*EXERCISE DESCRIPTION*
Read through the data and count the lines that contain the string "What"; give only the result.

..............................

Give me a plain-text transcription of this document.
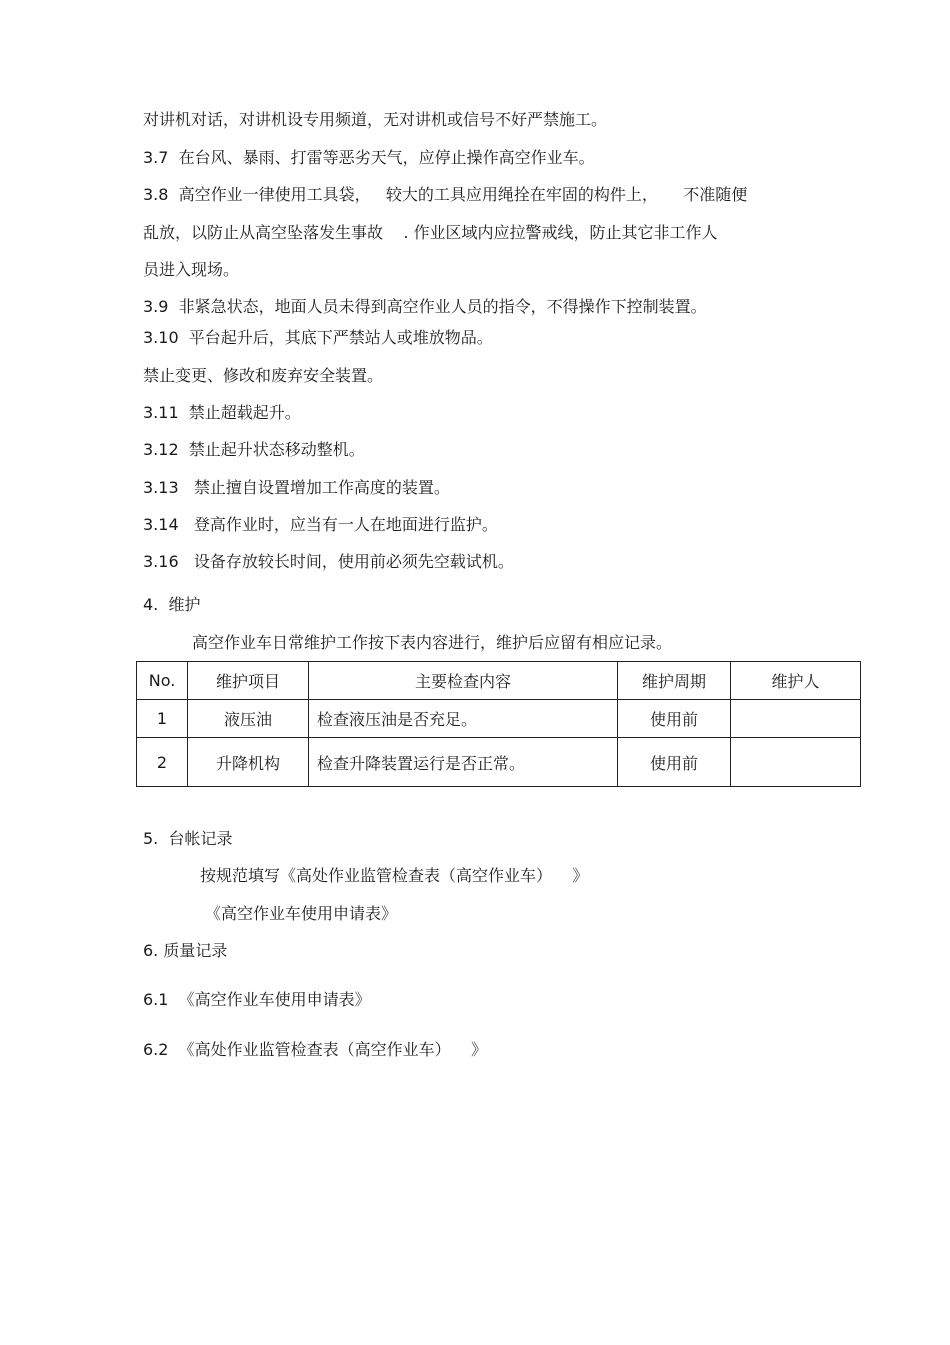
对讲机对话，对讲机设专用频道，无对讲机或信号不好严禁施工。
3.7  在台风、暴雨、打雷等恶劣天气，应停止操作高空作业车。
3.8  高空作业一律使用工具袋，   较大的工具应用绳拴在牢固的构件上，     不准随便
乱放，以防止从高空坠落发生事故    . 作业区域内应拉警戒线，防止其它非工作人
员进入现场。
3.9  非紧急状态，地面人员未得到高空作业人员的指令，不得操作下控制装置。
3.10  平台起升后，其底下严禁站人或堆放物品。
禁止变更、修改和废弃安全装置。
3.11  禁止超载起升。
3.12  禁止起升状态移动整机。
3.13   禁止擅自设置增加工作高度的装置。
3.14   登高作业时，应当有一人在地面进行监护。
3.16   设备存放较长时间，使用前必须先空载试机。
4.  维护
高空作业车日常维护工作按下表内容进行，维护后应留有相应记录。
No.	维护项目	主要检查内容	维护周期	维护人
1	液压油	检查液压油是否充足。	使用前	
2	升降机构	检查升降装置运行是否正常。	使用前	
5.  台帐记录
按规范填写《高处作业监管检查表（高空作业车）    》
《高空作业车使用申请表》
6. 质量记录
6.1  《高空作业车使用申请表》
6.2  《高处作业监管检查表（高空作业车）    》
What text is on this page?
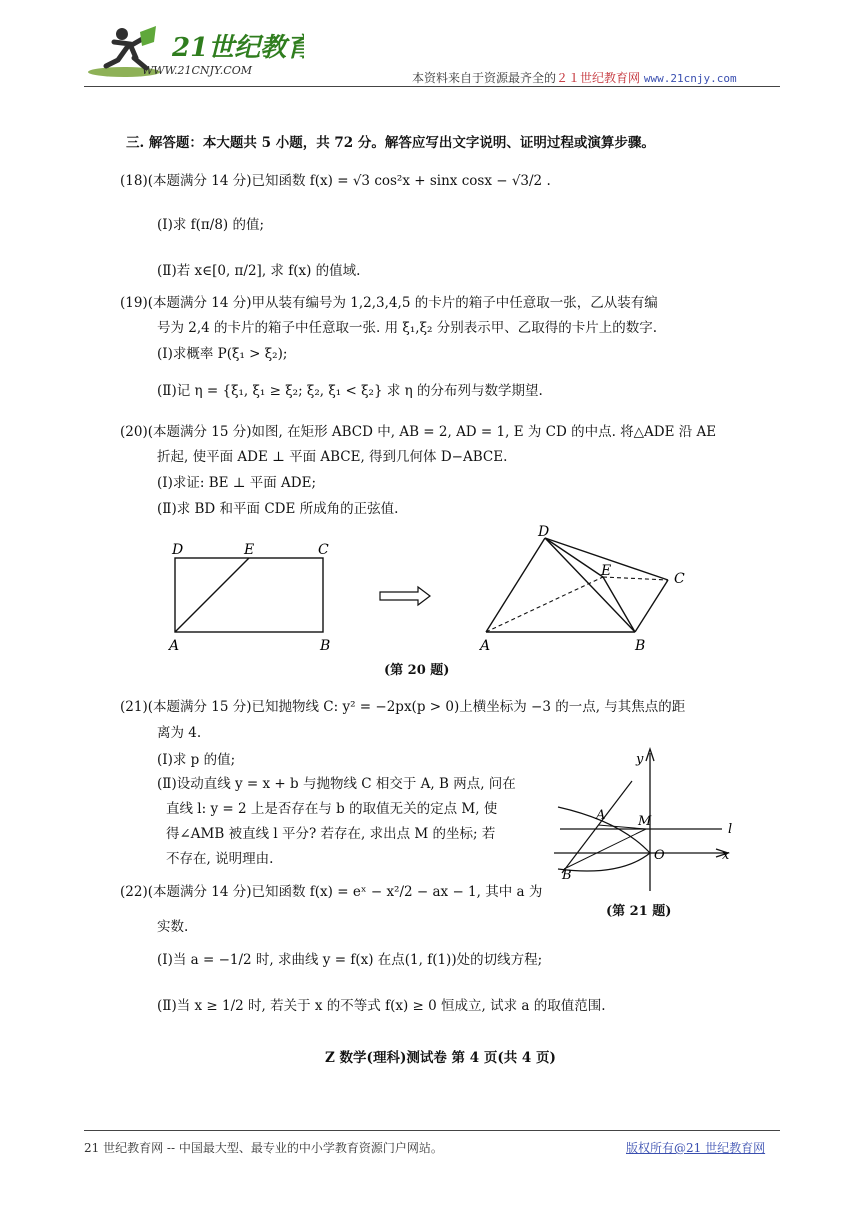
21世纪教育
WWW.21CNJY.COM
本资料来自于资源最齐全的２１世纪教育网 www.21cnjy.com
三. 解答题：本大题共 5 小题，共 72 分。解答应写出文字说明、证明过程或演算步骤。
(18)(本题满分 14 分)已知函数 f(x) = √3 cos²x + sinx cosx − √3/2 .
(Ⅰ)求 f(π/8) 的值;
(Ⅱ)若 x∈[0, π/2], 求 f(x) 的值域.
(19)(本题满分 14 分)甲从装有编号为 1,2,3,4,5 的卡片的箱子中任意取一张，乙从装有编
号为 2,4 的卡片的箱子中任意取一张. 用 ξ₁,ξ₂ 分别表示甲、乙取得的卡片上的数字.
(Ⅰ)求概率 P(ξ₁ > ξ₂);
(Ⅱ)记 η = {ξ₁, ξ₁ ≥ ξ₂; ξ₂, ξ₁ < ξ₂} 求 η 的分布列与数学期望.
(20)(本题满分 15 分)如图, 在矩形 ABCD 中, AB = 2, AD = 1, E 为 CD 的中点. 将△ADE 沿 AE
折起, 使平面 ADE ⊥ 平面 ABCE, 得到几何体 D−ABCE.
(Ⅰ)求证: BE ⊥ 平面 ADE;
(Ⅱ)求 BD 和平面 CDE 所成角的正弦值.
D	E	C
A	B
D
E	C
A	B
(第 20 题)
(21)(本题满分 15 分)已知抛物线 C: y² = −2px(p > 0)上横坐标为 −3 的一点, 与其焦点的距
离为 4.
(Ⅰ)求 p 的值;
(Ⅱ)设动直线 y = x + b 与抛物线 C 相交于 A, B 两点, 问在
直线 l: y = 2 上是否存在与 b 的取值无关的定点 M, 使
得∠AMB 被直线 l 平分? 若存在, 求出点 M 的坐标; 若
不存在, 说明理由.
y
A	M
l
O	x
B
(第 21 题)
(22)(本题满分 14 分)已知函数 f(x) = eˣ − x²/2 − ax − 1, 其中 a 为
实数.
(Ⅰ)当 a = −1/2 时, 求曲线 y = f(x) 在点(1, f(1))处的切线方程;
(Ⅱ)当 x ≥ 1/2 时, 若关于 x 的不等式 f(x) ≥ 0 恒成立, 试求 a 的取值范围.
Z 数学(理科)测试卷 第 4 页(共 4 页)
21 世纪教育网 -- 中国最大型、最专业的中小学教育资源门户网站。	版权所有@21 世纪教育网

..............................

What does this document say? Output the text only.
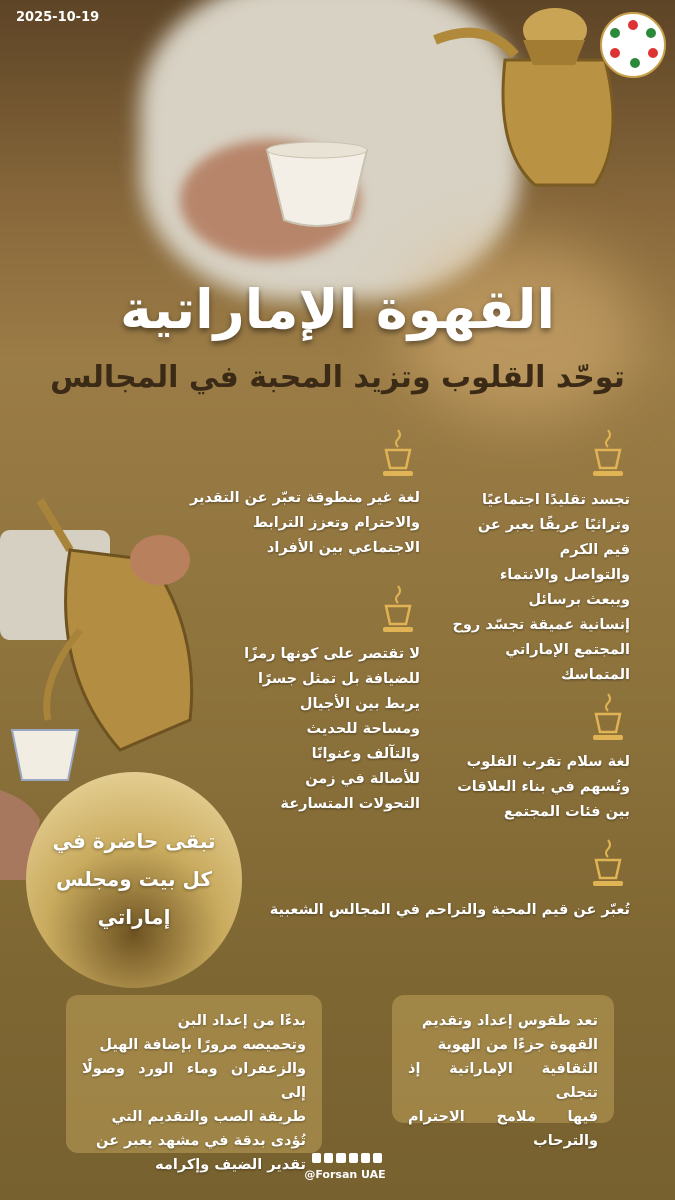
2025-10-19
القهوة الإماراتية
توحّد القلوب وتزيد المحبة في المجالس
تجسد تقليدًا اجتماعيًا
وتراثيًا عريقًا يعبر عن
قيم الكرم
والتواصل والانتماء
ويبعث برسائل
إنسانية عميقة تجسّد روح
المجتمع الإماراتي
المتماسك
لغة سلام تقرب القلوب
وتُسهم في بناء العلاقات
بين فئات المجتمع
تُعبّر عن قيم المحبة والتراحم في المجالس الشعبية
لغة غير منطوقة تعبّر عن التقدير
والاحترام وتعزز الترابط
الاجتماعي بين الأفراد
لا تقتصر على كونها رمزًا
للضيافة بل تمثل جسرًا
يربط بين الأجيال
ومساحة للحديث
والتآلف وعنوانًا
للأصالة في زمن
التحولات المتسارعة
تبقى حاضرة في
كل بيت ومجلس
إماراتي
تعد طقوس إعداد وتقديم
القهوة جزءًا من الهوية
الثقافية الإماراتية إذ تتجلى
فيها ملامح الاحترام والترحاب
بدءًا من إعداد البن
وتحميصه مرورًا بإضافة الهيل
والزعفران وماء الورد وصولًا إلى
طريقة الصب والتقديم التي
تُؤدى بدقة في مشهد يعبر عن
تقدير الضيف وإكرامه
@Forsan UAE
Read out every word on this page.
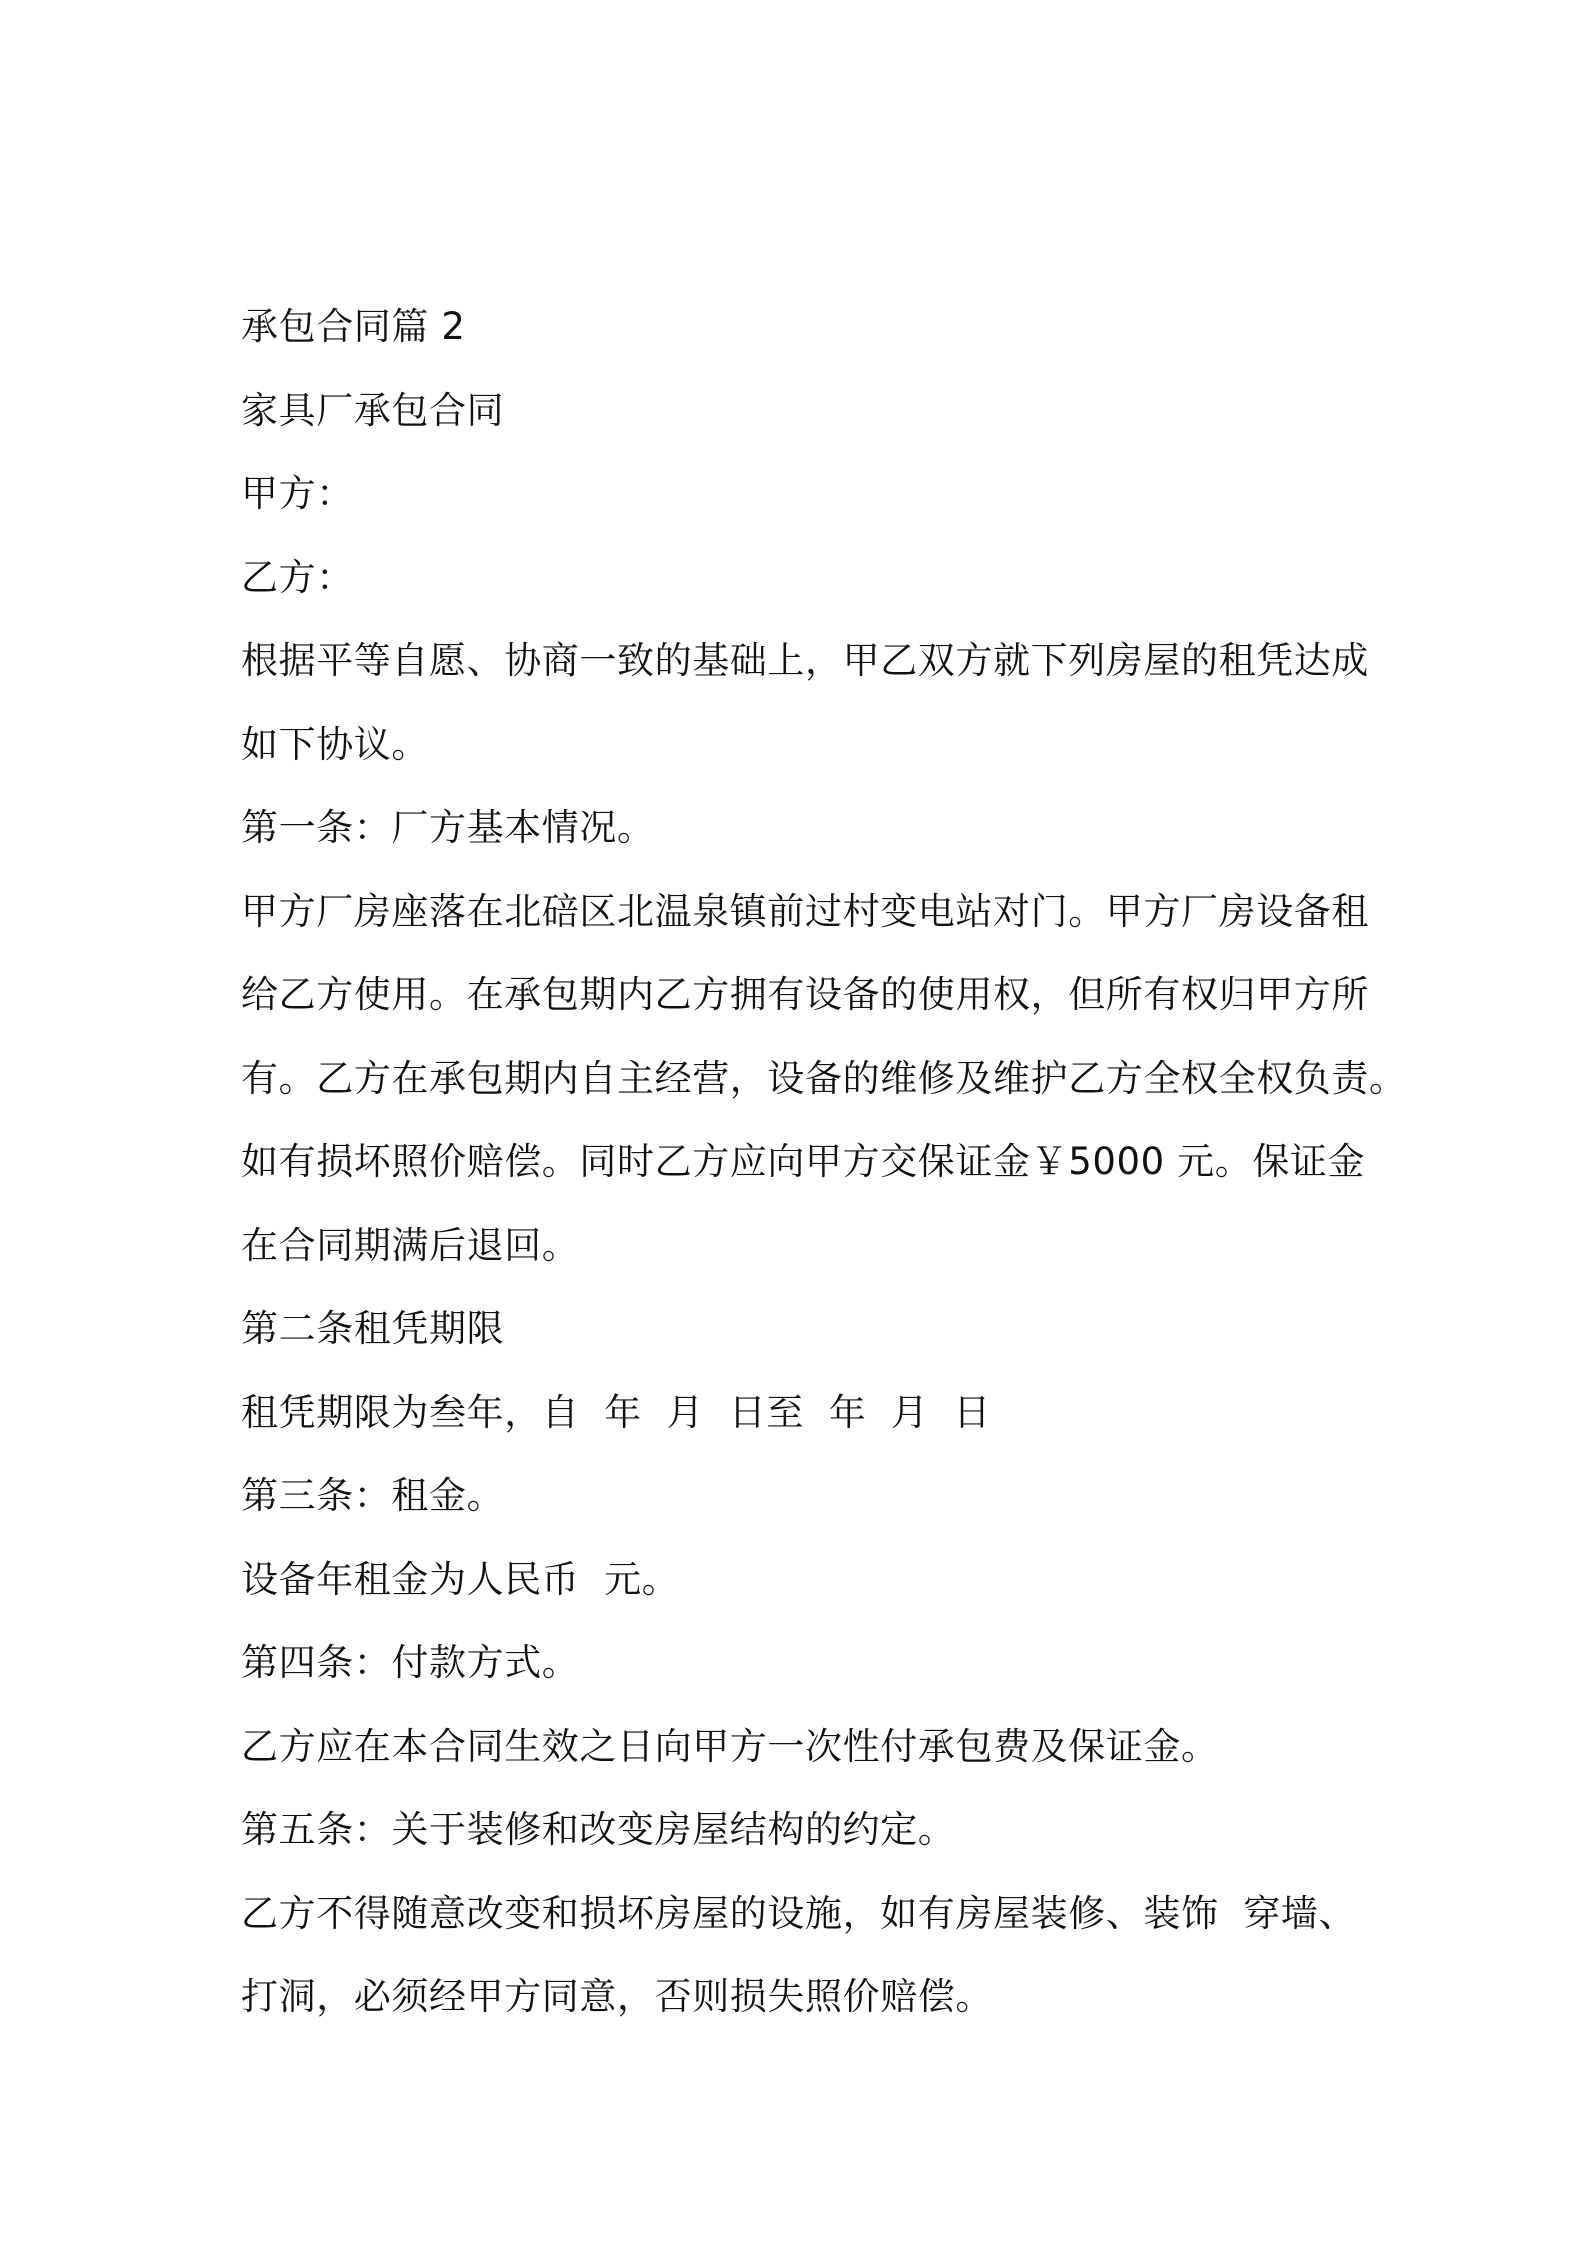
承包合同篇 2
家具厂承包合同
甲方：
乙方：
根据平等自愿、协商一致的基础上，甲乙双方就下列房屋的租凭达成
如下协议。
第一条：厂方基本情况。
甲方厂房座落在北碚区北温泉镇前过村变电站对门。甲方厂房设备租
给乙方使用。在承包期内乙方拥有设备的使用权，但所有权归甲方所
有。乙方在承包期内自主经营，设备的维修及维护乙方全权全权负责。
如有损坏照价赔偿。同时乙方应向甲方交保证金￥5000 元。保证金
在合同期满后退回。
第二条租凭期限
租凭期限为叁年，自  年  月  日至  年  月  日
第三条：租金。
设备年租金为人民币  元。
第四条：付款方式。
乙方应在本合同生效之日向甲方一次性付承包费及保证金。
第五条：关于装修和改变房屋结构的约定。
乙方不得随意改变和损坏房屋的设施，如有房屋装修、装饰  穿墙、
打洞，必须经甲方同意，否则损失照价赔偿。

..............................

*RESULT FOR THIS EXERCISE*
2